If an entry holds a picture, skip the picture but copy everything else exactly.

*** DATASET RECORDS ***

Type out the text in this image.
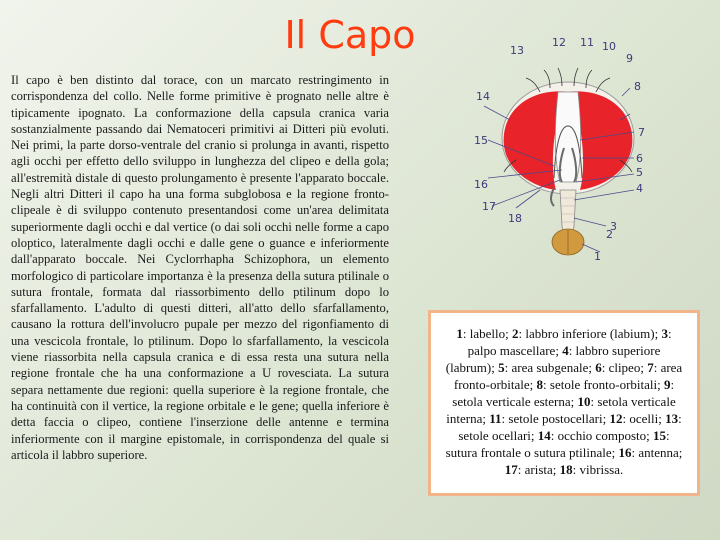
Il Capo
Il capo è ben distinto dal torace, con un marcato restringimento in corrispondenza del collo. Nelle forme primitive è prognato nelle altre è tipicamente ipognato. La conformazione della capsula cranica varia sostanzialmente passando dai Nematoceri primitivi ai Ditteri più evoluti. Nei primi, la parte dorso-ventrale del cranio si prolunga in avanti, rispetto agli occhi per effetto dello sviluppo in lunghezza del clipeo e della gola; all'estremità distale di questo prolungamento è presente l'apparato boccale. Negli altri Ditteri il capo ha una forma subglobosa e la regione fronto-clipeale è di sviluppo contenuto presentandosi come un'area delimitata superiormente dagli occhi e dal vertice (o dai soli occhi nelle forme a capo oloptico, lateralmente dagli occhi e dalle gene o guance e inferiormente dall'apparato boccale. Nei Cyclorrhapha Schizophora, un elemento morfologico di particolare importanza è la presenza della sutura ptilinale o sutura frontale, formata dal riassorbimento dello ptilinum dopo lo sfarfallamento. L'adulto di questi ditteri, all'atto dello sfarfallamento, causano la rottura dell'involucro pupale per mezzo del rigonfiamento di una vescicola frontale, lo ptilinum. Dopo lo sfarfallamento, la vescicola viene riassorbita nella capsula cranica e di essa resta una sutura nella regione frontale che ha una conformazione a U rovesciata. La sutura separa nettamente due regioni: quella superiore è la regione frontale, che ha continuità con il vertice, la regione orbitale e le gene; quella inferiore è detta faccia o clipeo, contiene l'inserzione delle antenne e termina inferiormente con il margine epistomale, in corrispondenza del quale si articola il labbro superiore.
13
12 11 10
9
8
14
7
15
6
5
16	4
17
18
3
2
1
1: labello; 2: labbro inferiore (labium); 3: palpo mascellare; 4: labbro superiore (labrum); 5: area subgenale; 6: clipeo; 7: area fronto-orbitale; 8: setole fronto-orbitali; 9: setola verticale esterna; 10: setola verticale interna; 11: setole postocellari; 12: ocelli; 13: setole ocellari; 14: occhio composto; 15: sutura frontale o sutura ptilinale; 16: antenna; 17: arista; 18: vibrissa.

*** End of DATASET RECORDS ***

§ **EXERCISE OUTPUT**
Type out the text in this image.
Il Capo
Il capo è ben distinto dal torace, con un marcato restringimento in corrispondenza del collo. Nelle forme primitive è prognato nelle altre è tipicamente ipognato. La conformazione della capsula cranica varia sostanzialmente passando dai Nematoceri primitivi ai Ditteri più evoluti. Nei primi, la parte dorso-ventrale del cranio si prolunga in avanti, rispetto agli occhi per effetto dello sviluppo in lunghezza del clipeo e della gola; all'estremità distale di questo prolungamento è presente l'apparato boccale. Negli altri Ditteri il capo ha una forma subglobosa e la regione fronto-clipeale è di sviluppo contenuto presentandosi come un'area delimitata superiormente dagli occhi e dal vertice (o dai soli occhi nelle forme a capo oloptico, lateralmente dagli occhi e dalle gene o guance e inferiormente dall'apparato boccale. Nei Cyclorrhapha Schizophora, un elemento morfologico di particolare importanza è la presenza della sutura ptilinale o sutura frontale, formata dal riassorbimento dello ptilinum dopo lo sfarfallamento. L'adulto di questi ditteri, all'atto dello sfarfallamento, causano la rottura dell'involucro pupale per mezzo del rigonfiamento di una vescicola frontale, lo ptilinum. Dopo lo sfarfallamento, la vescicola viene riassorbita nella capsula cranica e di essa resta una sutura nella regione frontale che ha una conformazione a U rovesciata. La sutura separa nettamente due regioni: quella superiore è la regione frontale, che ha continuità con il vertice, la regione orbitale e le gene; quella inferiore è detta faccia o clipeo, contiene l'inserzione delle antenne e termina inferiormente con il margine epistomale, in corrispondenza del quale si articola il labbro superiore.
13
12 11 10
9
8
14
7
15
6
5
16	4
17
18
3
2
1
1: labello; 2: labbro inferiore (labium); 3: palpo mascellare; 4: labbro superiore (labrum); 5: area subgenale; 6: clipeo; 7: area fronto-orbitale; 8: setole fronto-orbitali; 9: setola verticale esterna; 10: setola verticale interna; 11: setole postocellari; 12: ocelli; 13: setole ocellari; 14: occhio composto; 15: sutura frontale o sutura ptilinale; 16: antenna; 17: arista; 18: vibrissa.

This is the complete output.